[Your objective] Using the listing below, please gather every line containing the word "JSON".

[Items listed in a dataset]

--*--

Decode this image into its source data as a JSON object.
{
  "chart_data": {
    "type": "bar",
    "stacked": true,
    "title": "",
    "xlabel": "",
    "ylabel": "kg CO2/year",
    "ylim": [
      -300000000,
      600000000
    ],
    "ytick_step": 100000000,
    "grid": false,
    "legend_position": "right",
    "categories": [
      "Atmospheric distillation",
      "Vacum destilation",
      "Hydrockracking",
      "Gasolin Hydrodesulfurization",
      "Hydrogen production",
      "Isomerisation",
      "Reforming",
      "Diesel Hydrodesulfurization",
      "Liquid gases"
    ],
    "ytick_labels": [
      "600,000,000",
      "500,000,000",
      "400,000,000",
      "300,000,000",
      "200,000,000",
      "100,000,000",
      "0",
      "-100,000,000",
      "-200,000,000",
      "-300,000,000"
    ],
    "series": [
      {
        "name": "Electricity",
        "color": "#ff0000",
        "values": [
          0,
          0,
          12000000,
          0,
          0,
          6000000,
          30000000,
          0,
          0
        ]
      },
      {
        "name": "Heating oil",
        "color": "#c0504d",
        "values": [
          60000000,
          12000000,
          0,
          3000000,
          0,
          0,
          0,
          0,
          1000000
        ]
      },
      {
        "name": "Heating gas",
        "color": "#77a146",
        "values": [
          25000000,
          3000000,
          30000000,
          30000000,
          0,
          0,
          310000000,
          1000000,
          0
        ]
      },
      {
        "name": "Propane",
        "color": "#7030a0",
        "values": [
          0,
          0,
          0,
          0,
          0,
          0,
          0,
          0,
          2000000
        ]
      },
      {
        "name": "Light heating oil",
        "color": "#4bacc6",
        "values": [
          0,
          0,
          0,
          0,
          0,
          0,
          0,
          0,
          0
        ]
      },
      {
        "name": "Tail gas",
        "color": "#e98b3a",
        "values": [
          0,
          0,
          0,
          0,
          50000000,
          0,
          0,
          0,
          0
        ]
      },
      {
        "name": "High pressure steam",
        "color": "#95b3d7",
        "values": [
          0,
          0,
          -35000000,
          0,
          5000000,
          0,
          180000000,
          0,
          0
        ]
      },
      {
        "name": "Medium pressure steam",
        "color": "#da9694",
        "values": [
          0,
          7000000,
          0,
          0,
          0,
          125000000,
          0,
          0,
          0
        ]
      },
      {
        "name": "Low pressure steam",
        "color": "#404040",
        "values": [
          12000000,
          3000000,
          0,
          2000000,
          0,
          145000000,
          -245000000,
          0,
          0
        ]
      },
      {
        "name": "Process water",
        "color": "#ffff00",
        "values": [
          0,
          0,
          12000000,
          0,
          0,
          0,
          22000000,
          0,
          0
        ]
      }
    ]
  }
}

--*--

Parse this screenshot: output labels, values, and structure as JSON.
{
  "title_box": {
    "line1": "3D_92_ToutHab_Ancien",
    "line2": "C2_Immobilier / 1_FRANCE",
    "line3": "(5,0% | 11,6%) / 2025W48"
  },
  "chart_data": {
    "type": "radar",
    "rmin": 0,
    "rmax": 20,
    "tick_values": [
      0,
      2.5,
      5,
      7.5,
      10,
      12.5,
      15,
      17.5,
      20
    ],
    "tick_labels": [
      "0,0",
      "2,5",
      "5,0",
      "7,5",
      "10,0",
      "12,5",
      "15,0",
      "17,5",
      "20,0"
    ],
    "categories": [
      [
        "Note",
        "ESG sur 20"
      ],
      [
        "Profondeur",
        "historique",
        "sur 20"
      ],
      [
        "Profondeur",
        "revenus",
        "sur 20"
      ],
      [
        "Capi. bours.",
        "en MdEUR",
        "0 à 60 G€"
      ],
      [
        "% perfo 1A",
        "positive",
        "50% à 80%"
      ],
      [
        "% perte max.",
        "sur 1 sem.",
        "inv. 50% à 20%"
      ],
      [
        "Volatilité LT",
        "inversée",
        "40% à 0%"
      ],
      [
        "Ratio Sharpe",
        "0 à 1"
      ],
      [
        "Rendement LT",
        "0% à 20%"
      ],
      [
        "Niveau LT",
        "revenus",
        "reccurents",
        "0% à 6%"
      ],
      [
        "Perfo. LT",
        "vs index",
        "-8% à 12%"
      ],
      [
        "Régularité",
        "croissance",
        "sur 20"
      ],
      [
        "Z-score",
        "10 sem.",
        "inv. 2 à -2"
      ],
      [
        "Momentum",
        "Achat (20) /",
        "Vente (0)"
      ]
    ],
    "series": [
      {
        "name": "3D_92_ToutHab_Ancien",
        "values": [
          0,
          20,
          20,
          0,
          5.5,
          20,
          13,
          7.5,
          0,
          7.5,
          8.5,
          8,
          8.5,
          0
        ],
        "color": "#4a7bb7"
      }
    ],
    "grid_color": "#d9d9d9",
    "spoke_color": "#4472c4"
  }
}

--*--

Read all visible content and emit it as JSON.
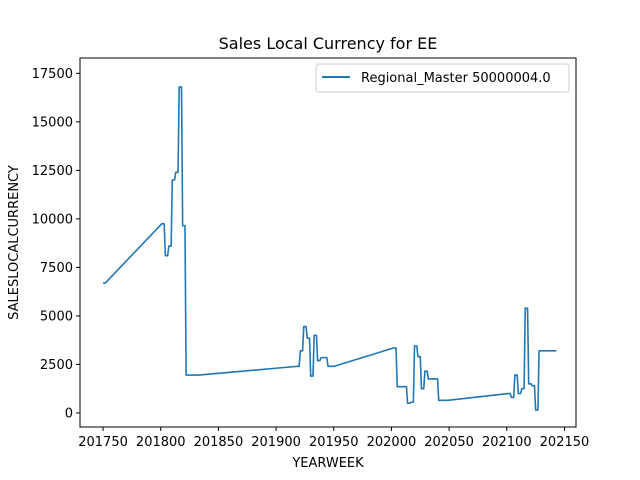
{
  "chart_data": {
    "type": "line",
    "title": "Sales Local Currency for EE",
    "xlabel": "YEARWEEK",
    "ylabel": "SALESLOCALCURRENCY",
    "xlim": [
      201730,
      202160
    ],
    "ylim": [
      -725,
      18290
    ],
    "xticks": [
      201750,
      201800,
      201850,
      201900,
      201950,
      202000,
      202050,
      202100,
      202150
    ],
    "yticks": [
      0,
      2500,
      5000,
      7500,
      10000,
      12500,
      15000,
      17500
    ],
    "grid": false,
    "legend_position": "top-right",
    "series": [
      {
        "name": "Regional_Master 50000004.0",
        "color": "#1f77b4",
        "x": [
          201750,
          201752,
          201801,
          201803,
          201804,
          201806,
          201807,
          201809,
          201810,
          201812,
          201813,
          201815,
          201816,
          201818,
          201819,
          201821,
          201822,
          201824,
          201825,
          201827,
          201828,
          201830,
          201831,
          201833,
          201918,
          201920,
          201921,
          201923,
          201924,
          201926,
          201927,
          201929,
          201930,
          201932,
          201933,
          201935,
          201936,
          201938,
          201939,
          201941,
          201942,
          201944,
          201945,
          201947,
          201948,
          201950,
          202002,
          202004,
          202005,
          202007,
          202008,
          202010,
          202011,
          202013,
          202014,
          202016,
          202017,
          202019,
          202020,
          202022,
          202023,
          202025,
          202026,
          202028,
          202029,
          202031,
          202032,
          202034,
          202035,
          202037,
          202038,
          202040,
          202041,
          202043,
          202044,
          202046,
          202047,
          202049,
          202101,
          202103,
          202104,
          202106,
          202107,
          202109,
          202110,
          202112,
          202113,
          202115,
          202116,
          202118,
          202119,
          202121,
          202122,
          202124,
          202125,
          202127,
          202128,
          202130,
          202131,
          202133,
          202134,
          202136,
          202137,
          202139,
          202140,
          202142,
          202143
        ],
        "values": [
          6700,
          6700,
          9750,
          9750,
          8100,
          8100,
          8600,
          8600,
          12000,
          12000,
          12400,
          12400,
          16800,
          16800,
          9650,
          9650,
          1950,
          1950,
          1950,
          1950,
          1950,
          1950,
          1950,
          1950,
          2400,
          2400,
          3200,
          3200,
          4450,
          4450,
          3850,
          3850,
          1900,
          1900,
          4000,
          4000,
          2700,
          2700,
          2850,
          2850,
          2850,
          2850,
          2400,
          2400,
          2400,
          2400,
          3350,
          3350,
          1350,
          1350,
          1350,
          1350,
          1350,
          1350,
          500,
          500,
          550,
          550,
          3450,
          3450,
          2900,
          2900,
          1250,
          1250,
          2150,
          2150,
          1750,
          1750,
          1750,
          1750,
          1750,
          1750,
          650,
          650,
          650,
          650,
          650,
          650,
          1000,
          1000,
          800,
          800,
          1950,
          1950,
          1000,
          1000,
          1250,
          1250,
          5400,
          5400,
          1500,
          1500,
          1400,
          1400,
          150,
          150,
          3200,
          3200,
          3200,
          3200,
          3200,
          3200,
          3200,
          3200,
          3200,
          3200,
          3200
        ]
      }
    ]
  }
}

--*--

[Correct response]
Decode this image into its source data as a JSON object.
Parse this screenshot: output labels, values, and structure as JSON.
Read all visible content and emit it as JSON.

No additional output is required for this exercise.